[START Working data]

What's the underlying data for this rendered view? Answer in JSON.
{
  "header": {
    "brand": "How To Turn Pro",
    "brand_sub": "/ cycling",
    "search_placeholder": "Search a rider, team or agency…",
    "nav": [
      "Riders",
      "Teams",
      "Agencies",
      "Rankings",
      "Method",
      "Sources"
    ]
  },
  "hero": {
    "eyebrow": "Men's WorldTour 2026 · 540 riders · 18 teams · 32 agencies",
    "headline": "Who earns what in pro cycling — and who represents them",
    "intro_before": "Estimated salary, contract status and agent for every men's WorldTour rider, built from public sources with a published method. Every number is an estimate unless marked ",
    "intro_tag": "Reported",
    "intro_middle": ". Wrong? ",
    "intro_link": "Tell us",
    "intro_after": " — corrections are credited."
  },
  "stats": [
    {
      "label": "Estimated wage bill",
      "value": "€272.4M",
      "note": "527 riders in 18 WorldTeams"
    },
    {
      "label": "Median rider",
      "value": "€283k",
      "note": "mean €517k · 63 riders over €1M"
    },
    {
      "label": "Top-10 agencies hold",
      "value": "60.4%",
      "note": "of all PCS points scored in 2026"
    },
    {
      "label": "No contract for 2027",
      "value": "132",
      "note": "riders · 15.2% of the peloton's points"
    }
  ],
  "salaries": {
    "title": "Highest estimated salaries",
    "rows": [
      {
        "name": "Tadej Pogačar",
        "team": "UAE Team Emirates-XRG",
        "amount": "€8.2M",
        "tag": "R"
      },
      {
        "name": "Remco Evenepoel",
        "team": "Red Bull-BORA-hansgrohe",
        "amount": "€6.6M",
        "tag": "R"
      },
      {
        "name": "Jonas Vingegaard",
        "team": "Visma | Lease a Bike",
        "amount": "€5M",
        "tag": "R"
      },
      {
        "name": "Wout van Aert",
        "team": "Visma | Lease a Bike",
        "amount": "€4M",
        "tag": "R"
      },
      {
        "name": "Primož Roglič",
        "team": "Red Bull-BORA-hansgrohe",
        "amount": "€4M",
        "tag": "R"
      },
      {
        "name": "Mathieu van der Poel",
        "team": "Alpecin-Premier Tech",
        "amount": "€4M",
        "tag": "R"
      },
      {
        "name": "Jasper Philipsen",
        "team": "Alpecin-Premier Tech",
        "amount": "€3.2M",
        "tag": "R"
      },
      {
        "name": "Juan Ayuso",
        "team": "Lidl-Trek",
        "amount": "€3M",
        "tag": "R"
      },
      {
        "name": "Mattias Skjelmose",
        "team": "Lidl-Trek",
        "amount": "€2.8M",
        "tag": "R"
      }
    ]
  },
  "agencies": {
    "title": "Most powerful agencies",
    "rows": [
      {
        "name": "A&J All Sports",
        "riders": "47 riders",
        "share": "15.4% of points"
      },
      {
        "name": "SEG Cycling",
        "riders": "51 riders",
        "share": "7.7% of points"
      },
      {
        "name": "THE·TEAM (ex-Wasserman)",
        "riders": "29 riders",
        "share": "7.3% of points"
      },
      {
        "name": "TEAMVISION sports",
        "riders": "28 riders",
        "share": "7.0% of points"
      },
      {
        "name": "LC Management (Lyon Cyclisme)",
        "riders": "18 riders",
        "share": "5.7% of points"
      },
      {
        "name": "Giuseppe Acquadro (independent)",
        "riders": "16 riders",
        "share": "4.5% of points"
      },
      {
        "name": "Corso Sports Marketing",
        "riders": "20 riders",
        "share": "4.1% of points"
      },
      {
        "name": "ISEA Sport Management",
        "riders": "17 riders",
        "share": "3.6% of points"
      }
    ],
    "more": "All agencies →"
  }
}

[END Working data]

• _Challenge_:
Each line in the listing above either holds the string "salaries" or does not; state how many do, giving the number only.

• _Solution for this task_:
2